▸ **WHAT YOU ARE ASKED TO DO**
Could you print all the entries exactly?

—————

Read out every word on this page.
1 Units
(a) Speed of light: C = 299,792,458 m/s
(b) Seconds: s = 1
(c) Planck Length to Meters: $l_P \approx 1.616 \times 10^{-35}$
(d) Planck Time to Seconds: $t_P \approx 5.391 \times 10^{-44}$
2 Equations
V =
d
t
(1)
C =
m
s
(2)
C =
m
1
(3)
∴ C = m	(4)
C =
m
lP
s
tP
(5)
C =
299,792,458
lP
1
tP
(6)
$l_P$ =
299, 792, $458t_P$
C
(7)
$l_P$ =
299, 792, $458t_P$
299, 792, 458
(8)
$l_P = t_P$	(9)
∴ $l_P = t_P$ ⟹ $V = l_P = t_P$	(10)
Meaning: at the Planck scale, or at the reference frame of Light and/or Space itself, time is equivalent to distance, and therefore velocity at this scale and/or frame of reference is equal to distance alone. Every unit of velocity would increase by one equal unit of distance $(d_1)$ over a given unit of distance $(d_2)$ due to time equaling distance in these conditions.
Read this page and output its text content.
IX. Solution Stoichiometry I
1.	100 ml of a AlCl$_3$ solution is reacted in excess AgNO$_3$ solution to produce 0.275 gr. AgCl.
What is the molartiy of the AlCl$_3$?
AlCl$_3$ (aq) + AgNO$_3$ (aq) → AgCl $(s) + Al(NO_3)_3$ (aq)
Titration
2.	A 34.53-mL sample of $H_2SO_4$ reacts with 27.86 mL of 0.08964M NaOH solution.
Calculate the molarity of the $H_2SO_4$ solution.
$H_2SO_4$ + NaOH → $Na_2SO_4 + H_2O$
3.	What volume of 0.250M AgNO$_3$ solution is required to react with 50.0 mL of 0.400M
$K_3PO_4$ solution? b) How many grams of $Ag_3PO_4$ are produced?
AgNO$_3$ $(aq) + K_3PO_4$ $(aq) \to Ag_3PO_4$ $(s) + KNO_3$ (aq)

—————

▸ **EXERCISE ANSWER**
Read out every word on this page.
1 Units
(a) Speed of light: C = 299,792,458 m/s
(b) Seconds: s = 1
(c) Planck Length to Meters: $l_P \approx 1.616 \times 10^{-35}$
(d) Planck Time to Seconds: $t_P \approx 5.391 \times 10^{-44}$
2 Equations
V =
d
t
(1)
C =
m
s
(2)
C =
m
1
(3)
∴ C = m	(4)
C =
m
lP
s
tP
(5)
C =
299,792,458
lP
1
tP
(6)
$l_P$ =
299, 792, $458t_P$
C
(7)
$l_P$ =
299, 792, $458t_P$
299, 792, 458
(8)
$l_P = t_P$	(9)
∴ $l_P = t_P$ ⟹ $V = l_P = t_P$	(10)
Meaning: at the Planck scale, or at the reference frame of Light and/or Space itself, time is equivalent to distance, and therefore velocity at this scale and/or frame of reference is equal to distance alone. Every unit of velocity would increase by one equal unit of distance $(d_1)$ over a given unit of distance $(d_2)$ due to time equaling distance in these conditions.
Read this page and output its text content.
IX. Solution Stoichiometry I
1.	100 ml of a AlCl$_3$ solution is reacted in excess AgNO$_3$ solution to produce 0.275 gr. AgCl.
What is the molartiy of the AlCl$_3$?
AlCl$_3$ (aq) + AgNO$_3$ (aq) → AgCl $(s) + Al(NO_3)_3$ (aq)
Titration
2.	A 34.53-mL sample of $H_2SO_4$ reacts with 27.86 mL of 0.08964M NaOH solution.
Calculate the molarity of the $H_2SO_4$ solution.
$H_2SO_4$ + NaOH → $Na_2SO_4 + H_2O$
3.	What volume of 0.250M AgNO$_3$ solution is required to react with 50.0 mL of 0.400M
$K_3PO_4$ solution? b) How many grams of $Ag_3PO_4$ are produced?
AgNO$_3$ $(aq) + K_3PO_4$ $(aq) \to Ag_3PO_4$ $(s) + KNO_3$ (aq)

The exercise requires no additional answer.